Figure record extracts
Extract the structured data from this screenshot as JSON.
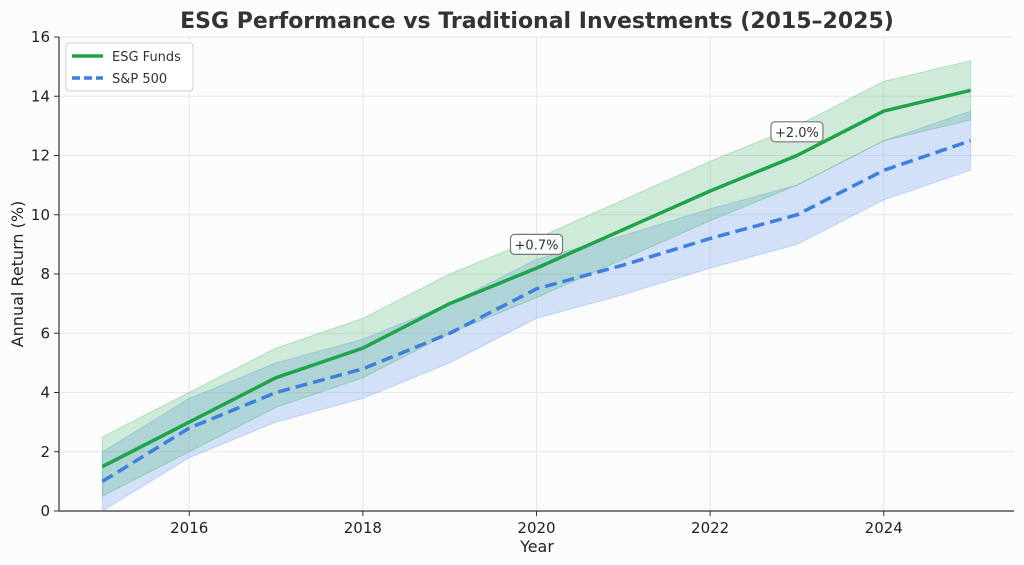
{
  "chart_data": {
    "type": "line",
    "title": "ESG Performance vs Traditional Investments (2015–2025)",
    "xlabel": "Year",
    "ylabel": "Annual Return (%)",
    "x": [
      2015,
      2016,
      2017,
      2018,
      2019,
      2020,
      2021,
      2022,
      2023,
      2024,
      2025
    ],
    "xlim": [
      2014.5,
      2025.5
    ],
    "ylim": [
      0,
      16
    ],
    "xticks": [
      2016,
      2018,
      2020,
      2022,
      2024
    ],
    "yticks": [
      0,
      2,
      4,
      6,
      8,
      10,
      12,
      14,
      16
    ],
    "grid": true,
    "legend_position": "top-left",
    "series": [
      {
        "name": "ESG Funds",
        "color": "#1fa34a",
        "style": "solid",
        "values": [
          1.5,
          3.0,
          4.5,
          5.5,
          7.0,
          8.2,
          9.5,
          10.8,
          12.0,
          13.5,
          14.2
        ],
        "band_lower": [
          0.5,
          2.0,
          3.5,
          4.5,
          6.0,
          7.2,
          8.5,
          9.8,
          11.0,
          12.5,
          13.2
        ],
        "band_upper": [
          2.5,
          4.0,
          5.5,
          6.5,
          8.0,
          9.2,
          10.5,
          11.8,
          13.0,
          14.5,
          15.2
        ]
      },
      {
        "name": "S&P 500",
        "color": "#3d7fe0",
        "style": "dashed",
        "values": [
          1.0,
          2.8,
          4.0,
          4.8,
          6.0,
          7.5,
          8.3,
          9.2,
          10.0,
          11.5,
          12.5
        ],
        "band_lower": [
          0.0,
          1.8,
          3.0,
          3.8,
          5.0,
          6.5,
          7.3,
          8.2,
          9.0,
          10.5,
          11.5
        ],
        "band_upper": [
          2.0,
          3.8,
          5.0,
          5.8,
          7.0,
          8.5,
          9.3,
          10.2,
          11.0,
          12.5,
          13.5
        ]
      }
    ],
    "annotations": [
      {
        "text": "+0.7%",
        "x": 2020,
        "y": 9.0
      },
      {
        "text": "+2.0%",
        "x": 2023,
        "y": 12.8
      }
    ]
  }
}
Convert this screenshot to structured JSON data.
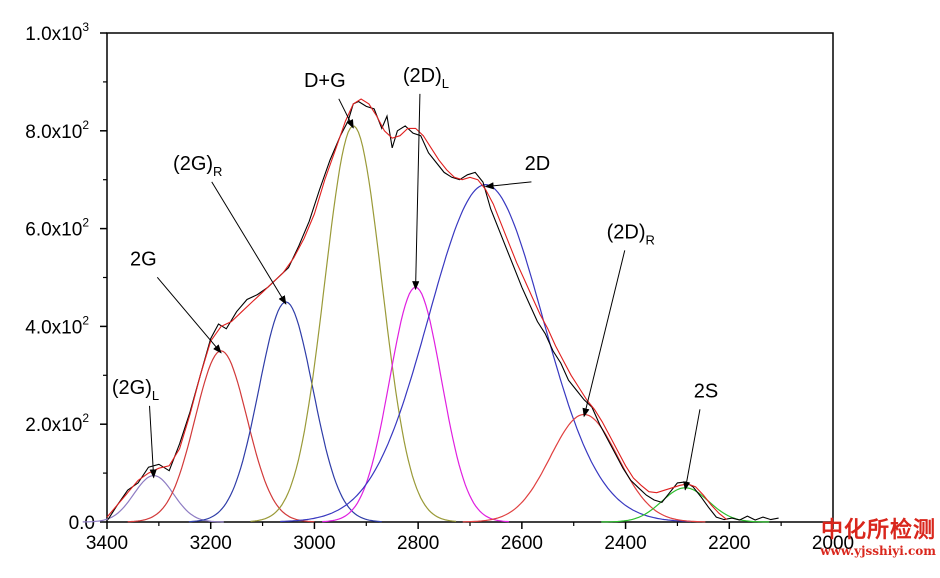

What the task requires —
Reproduce each line of the material containing the word "JSON".

Solution to the exercise —
Extract the structured data from this screenshot as JSON.
Convert this screenshot to structured JSON data.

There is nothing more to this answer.